Written exercise: Copy each line of the data below with the word "this".

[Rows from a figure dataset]
____________________

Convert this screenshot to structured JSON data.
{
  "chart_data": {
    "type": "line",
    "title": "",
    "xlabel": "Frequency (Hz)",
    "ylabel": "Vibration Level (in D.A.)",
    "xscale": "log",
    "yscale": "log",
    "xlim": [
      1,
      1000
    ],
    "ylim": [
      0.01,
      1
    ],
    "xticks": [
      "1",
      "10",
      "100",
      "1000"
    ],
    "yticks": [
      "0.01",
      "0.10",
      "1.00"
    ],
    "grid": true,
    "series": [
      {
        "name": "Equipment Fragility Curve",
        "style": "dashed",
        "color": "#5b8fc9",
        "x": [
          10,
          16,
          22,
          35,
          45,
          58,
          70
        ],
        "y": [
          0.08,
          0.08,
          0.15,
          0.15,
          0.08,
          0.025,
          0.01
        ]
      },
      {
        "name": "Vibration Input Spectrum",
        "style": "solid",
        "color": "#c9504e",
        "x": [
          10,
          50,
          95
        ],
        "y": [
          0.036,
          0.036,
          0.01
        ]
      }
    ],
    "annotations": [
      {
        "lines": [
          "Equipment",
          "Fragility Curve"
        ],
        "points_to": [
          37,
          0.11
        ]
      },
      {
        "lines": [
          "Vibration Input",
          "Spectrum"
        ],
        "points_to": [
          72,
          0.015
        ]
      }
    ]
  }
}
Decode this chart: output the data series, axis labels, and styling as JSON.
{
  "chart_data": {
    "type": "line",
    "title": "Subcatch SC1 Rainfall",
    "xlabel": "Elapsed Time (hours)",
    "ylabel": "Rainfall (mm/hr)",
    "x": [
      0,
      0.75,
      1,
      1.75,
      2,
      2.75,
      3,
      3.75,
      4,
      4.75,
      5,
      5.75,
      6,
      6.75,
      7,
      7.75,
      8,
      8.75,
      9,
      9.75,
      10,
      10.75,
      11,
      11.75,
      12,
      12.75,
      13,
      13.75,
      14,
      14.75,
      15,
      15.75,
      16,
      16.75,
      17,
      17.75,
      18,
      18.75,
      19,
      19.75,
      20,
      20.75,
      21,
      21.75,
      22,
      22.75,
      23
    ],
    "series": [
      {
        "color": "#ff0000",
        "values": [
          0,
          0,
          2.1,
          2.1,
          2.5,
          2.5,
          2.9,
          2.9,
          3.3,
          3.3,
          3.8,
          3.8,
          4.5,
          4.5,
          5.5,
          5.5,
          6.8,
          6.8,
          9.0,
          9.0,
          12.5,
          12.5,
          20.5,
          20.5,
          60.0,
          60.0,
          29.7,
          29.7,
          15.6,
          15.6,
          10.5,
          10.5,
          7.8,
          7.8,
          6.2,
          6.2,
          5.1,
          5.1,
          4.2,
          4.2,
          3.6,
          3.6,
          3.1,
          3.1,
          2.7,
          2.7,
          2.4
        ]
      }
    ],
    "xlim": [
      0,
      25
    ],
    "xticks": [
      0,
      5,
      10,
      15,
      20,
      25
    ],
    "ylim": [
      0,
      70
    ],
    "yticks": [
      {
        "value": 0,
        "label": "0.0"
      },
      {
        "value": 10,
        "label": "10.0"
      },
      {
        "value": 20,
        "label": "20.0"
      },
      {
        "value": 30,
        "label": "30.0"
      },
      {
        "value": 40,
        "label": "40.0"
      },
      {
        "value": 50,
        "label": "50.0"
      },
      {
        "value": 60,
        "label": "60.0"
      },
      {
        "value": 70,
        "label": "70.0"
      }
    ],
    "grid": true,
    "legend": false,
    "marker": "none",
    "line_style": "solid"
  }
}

____________________

Exercise solution:
Convert this screenshot to structured JSON data.
Decode this chart: output the data series, axis labels, and styling as JSON.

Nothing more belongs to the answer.